• EXERCISE OBJECTIVE: Print every record below exactly as written.

[Dataset items]
+ + + +

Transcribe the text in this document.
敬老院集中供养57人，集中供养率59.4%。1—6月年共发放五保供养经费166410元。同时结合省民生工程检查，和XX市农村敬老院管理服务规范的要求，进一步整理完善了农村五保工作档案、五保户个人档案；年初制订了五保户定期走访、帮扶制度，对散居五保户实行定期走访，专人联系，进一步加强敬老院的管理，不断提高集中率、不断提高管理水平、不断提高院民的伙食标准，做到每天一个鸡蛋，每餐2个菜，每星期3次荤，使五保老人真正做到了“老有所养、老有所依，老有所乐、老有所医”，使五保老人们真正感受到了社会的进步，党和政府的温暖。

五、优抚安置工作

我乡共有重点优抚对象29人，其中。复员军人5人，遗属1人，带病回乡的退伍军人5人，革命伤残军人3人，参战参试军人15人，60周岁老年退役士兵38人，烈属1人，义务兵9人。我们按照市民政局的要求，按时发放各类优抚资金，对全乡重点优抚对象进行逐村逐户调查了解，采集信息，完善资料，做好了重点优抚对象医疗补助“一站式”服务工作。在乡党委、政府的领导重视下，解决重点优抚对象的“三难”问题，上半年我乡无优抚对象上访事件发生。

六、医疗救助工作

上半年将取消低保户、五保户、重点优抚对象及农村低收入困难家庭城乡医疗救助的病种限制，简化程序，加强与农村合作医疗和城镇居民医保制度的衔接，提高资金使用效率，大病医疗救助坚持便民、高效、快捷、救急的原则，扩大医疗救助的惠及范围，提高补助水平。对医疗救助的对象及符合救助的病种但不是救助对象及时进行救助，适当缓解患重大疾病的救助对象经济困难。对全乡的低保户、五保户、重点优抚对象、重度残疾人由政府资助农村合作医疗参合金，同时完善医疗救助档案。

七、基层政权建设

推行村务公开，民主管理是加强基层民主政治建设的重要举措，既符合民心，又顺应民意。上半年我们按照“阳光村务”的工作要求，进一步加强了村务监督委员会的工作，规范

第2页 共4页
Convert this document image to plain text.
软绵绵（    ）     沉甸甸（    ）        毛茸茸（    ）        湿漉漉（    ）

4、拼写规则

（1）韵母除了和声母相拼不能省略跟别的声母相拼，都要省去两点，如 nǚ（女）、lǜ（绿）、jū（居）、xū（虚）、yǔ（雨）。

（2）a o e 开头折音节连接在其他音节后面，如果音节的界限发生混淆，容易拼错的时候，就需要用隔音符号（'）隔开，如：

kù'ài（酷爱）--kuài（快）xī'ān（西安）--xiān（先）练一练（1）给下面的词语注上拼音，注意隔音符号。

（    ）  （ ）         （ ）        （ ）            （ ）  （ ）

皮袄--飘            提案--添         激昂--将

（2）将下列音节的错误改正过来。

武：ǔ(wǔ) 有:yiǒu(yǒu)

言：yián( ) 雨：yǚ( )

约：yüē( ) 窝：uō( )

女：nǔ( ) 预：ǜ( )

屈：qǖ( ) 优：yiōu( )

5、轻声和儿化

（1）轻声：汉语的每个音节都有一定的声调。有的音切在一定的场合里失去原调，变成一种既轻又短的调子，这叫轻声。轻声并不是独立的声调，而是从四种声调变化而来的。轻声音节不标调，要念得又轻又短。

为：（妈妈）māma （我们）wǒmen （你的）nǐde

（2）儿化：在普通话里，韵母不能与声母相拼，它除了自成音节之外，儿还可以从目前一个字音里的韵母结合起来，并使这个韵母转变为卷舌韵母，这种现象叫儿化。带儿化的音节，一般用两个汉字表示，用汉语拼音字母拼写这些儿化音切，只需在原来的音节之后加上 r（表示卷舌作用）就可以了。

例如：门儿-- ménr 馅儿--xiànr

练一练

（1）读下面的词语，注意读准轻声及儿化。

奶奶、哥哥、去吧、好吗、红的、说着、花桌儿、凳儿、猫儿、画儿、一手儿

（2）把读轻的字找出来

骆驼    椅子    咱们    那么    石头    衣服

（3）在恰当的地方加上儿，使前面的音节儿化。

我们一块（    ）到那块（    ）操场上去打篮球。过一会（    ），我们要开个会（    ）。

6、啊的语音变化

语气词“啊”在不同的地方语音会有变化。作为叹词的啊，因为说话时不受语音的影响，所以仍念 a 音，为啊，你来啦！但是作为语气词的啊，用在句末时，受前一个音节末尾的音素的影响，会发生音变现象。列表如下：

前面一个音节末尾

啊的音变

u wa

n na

+ + + +

• WORKED SOLUTION:
Transcribe the text in this document.
敬老院集中供养57人，集中供养率59.4%。1—6月年共发放五保供养经费166410元。同时结合省民生工程检查，和XX市农村敬老院管理服务规范的要求，进一步整理完善了农村五保工作档案、五保户个人档案；年初制订了五保户定期走访、帮扶制度，对散居五保户实行定期走访，专人联系，进一步加强敬老院的管理，不断提高集中率、不断提高管理水平、不断提高院民的伙食标准，做到每天一个鸡蛋，每餐2个菜，每星期3次荤，使五保老人真正做到了“老有所养、老有所依，老有所乐、老有所医”，使五保老人们真正感受到了社会的进步，党和政府的温暖。

五、优抚安置工作

我乡共有重点优抚对象29人，其中。复员军人5人，遗属1人，带病回乡的退伍军人5人，革命伤残军人3人，参战参试军人15人，60周岁老年退役士兵38人，烈属1人，义务兵9人。我们按照市民政局的要求，按时发放各类优抚资金，对全乡重点优抚对象进行逐村逐户调查了解，采集信息，完善资料，做好了重点优抚对象医疗补助“一站式”服务工作。在乡党委、政府的领导重视下，解决重点优抚对象的“三难”问题，上半年我乡无优抚对象上访事件发生。

六、医疗救助工作

上半年将取消低保户、五保户、重点优抚对象及农村低收入困难家庭城乡医疗救助的病种限制，简化程序，加强与农村合作医疗和城镇居民医保制度的衔接，提高资金使用效率，大病医疗救助坚持便民、高效、快捷、救急的原则，扩大医疗救助的惠及范围，提高补助水平。对医疗救助的对象及符合救助的病种但不是救助对象及时进行救助，适当缓解患重大疾病的救助对象经济困难。对全乡的低保户、五保户、重点优抚对象、重度残疾人由政府资助农村合作医疗参合金，同时完善医疗救助档案。

七、基层政权建设

推行村务公开，民主管理是加强基层民主政治建设的重要举措，既符合民心，又顺应民意。上半年我们按照“阳光村务”的工作要求，进一步加强了村务监督委员会的工作，规范

第2页 共4页
Convert this document image to plain text.
软绵绵（    ）     沉甸甸（    ）        毛茸茸（    ）        湿漉漉（    ）

4、拼写规则

（1）韵母除了和声母相拼不能省略跟别的声母相拼，都要省去两点，如 nǚ（女）、lǜ（绿）、jū（居）、xū（虚）、yǔ（雨）。

（2）a o e 开头折音节连接在其他音节后面，如果音节的界限发生混淆，容易拼错的时候，就需要用隔音符号（'）隔开，如：

kù'ài（酷爱）--kuài（快）xī'ān（西安）--xiān（先）练一练（1）给下面的词语注上拼音，注意隔音符号。

（    ）  （ ）         （ ）        （ ）            （ ）  （ ）

皮袄--飘            提案--添         激昂--将

（2）将下列音节的错误改正过来。

武：ǔ(wǔ) 有:yiǒu(yǒu)

言：yián( ) 雨：yǚ( )

约：yüē( ) 窝：uō( )

女：nǔ( ) 预：ǜ( )

屈：qǖ( ) 优：yiōu( )

5、轻声和儿化

（1）轻声：汉语的每个音节都有一定的声调。有的音切在一定的场合里失去原调，变成一种既轻又短的调子，这叫轻声。轻声并不是独立的声调，而是从四种声调变化而来的。轻声音节不标调，要念得又轻又短。

为：（妈妈）māma （我们）wǒmen （你的）nǐde

（2）儿化：在普通话里，韵母不能与声母相拼，它除了自成音节之外，儿还可以从目前一个字音里的韵母结合起来，并使这个韵母转变为卷舌韵母，这种现象叫儿化。带儿化的音节，一般用两个汉字表示，用汉语拼音字母拼写这些儿化音切，只需在原来的音节之后加上 r（表示卷舌作用）就可以了。

例如：门儿-- ménr 馅儿--xiànr

练一练

（1）读下面的词语，注意读准轻声及儿化。

奶奶、哥哥、去吧、好吗、红的、说着、花桌儿、凳儿、猫儿、画儿、一手儿

（2）把读轻的字找出来

骆驼    椅子    咱们    那么    石头    衣服

（3）在恰当的地方加上儿，使前面的音节儿化。

我们一块（    ）到那块（    ）操场上去打篮球。过一会（    ），我们要开个会（    ）。

6、啊的语音变化

语气词“啊”在不同的地方语音会有变化。作为叹词的啊，因为说话时不受语音的影响，所以仍念 a 音，为啊，你来啦！但是作为语气词的啊，用在句末时，受前一个音节末尾的音素的影响，会发生音变现象。列表如下：

前面一个音节末尾

啊的音变

u wa

n na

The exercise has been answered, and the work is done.